● **To do**:
A: From the country album review, translate this sentence into Spanish: "Both offerings (each co-produced with the singers by Jimmy Bowen) are characterized by intelligent song selection."
B: Carry on the country album review from its last sentence.

Picks and Pans Review: Cee Cee Chapman

UPDATED 11/05/1990 at 01:00 AM EST Originally published 11/05/1990 at 01:00 AM EST

Cee Cee Chapman

These second albums should confirm people's suspicions that Bogguss and Chapman are two of country music's most enjoyable Jill-come-latelies.

Both offerings (each co-produced with the singers by Jimmy Bowen) are characterized by intelligent song selection.

Bogguss sounds more subdued than she did on her 1989 debut (sorry, yodeling fans, but there's not a lay-tee-o-tee to be heard here). She docs, however, do some nice lamenting on "My Side of the Story." which she wrote with husband Doug Crider, and indulges her bluesy streak on the Even Stevens-Hillary Kanter tune "Blue Days."

● **Items**:
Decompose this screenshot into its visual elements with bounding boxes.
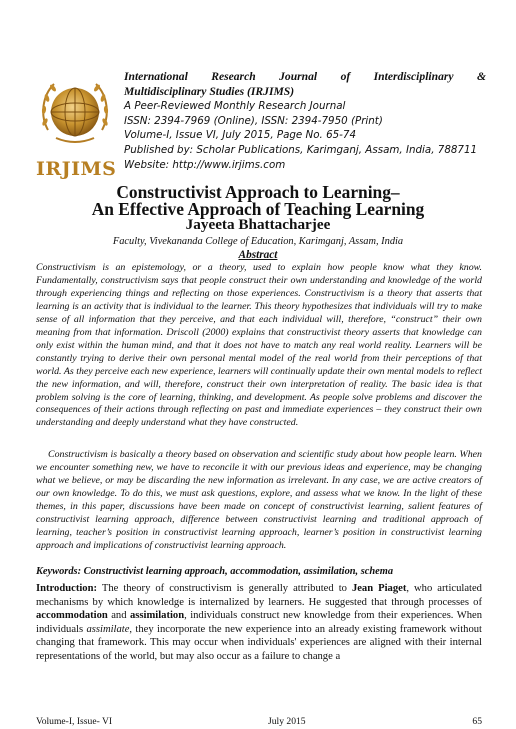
intro-bold-accommodation: accommodation (36, 610, 108, 621)
intro-text-1: The theory of constructivism is generally attributed to (97, 583, 352, 594)
journal-header (36, 70, 486, 182)
journal-info (124, 70, 486, 172)
journal-subtitle: A Peer-Reviewed Monthly Research Journal (124, 100, 346, 113)
intro-text-3: and (107, 610, 130, 621)
paper-title-line2: An Effective Approach of Teaching Learning (91, 199, 425, 219)
abstract-paragraph-1: Constructivism is an epistemology, or a theory, used to explain how people know what they know. Fundamentally, constructivism says that people construct their own understanding and knowledge of the world through experiencing things and reflecting on those experiences. Constructivism is a theory that asserts that learning is an activity that is individual to the learner. This theory hypothesizes that individuals will try to make sense of all information that they perceive, and that each individual will, therefore, “construct” their own meaning from that information. Driscoll (2000) explains that constructivist theory asserts that knowledge can only exist within the human mind, and that it does not have to match any real world reality. Learners will be constantly trying to derive their own personal mental model of the real world from their perceptions of that world. As they perceive each new experience, learners will continually update their own mental models to reflect the new information, and will, therefore, construct their own interpretation of reality. The basic idea is that problem solving is the core of learning, thinking, and development. As people solve problems and discover the consequences of their actions through reflecting on past and immediate experiences – they construct their own understanding and deeply understand what they have constructed. (36, 262, 482, 429)
page-footer (36, 716, 482, 728)
footer-date: July 2015 (268, 716, 306, 727)
intro-bold-piaget: Jean Piaget (351, 583, 407, 594)
intro-bold-assimilation: assimilation (129, 610, 185, 621)
paper-title-line1: Constructivist Approach to Learning– (116, 182, 400, 202)
journal-logo (36, 70, 117, 182)
intro-italic-assimilate: assimilate (86, 623, 130, 635)
intro-text-4: , individuals construct new knowledge from their experiences. When individuals (36, 610, 482, 635)
journal-logo-text: IRJIMS (36, 158, 117, 180)
journal-volume: Volume-I, Issue VI, July 2015, Page No. 65-74 (124, 129, 356, 142)
abstract-paragraph-2: Constructivism is basically a theory based on observation and scientific study about how people learn. When we encounter something new, we have to reconcile it with our previous ideas and experience, may be changing what we believe, or may be discarding the new information as irrelevant. In any case, we are active creators of our own knowledge. To do this, we must ask questions, explore, and assess what we know. In the light of these themes, in this paper, discussions have been made on concept of constructivist learning, salient features of constructivist learning approach, difference between constructivist learning and traditional approach of learning, teacher’s position in constructivist learning approach, learner’s position in constructivist learning approach and implications of constructivist learning approach. (36, 449, 482, 551)
intro-text-2: , who articulated mechanisms by which knowledge is internalized by learners. He suggested that through processes of (36, 583, 482, 608)
journal-website[interactable]: Website: http://www.irjims.com (124, 158, 286, 171)
journal-title-line2: Multidisciplinary Studies (IRJIMS) (124, 84, 295, 98)
keywords: Keywords: Constructivist learning approach, accommodation, assimilation, schema (36, 566, 394, 577)
footer-volume: Volume-I, Issue- VI (36, 716, 113, 727)
introduction-paragraph (36, 582, 482, 663)
footer-page-number: 65 (472, 716, 482, 727)
journal-issn: ISSN: 2394-7969 (Online), ISSN: 2394-7950 (Print) (124, 114, 383, 127)
journal-title-line1: International Research Journal of Interdisciplinary & (124, 70, 486, 83)
globe-laurel-icon (36, 70, 114, 160)
abstract-heading: Abstract (238, 249, 278, 261)
paper-author: Jayeeta Bhattacharjee (185, 216, 331, 233)
journal-publisher: Published by: Scholar Publications, Karimganj, Assam, India, 788711 (124, 143, 478, 156)
intro-text-5: , they incorporate the new experience into an already existing framework without changing that framework. This may occur when individuals' experiences are aligned with their internal representations of the world, but may also occur as a failure to change a (36, 623, 482, 662)
introduction-label: Introduction: (36, 583, 98, 594)
paper-affiliation: Faculty, Vivekananda College of Education, Karimganj, Assam, India (112, 236, 404, 247)
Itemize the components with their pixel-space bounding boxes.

● **Task answers**:
A: Ambas propuestas (cada una coproducida con las cantantes por Jimmy Bowen) se caracterizan por una inteligente selección de canciones.

B:
Chapman, at times sounding like Cher gone down-home, maintains a high intensity level, yet has fun with such tracks as the Rick Carnes-Pam Tillis song "What Would Elvis Do." Wondering how Elvis might face dilemmas in her life, she considers whether he would buy a pink Cadillac, decides in the affirmative and adds. "He'd say, I'll take that pink one/and one for Mama too." "Dance with the One That Brought You" is a restated piece of folk wisdom from Sam I login and Gretchen Peters, and the Stevens-Kanter duo is represented on Chapman's album, too, by "Everything."

Chalk up two votes against the sophomore jinx. (Bogguss: Capitol; Chapman: Curb/Capitol)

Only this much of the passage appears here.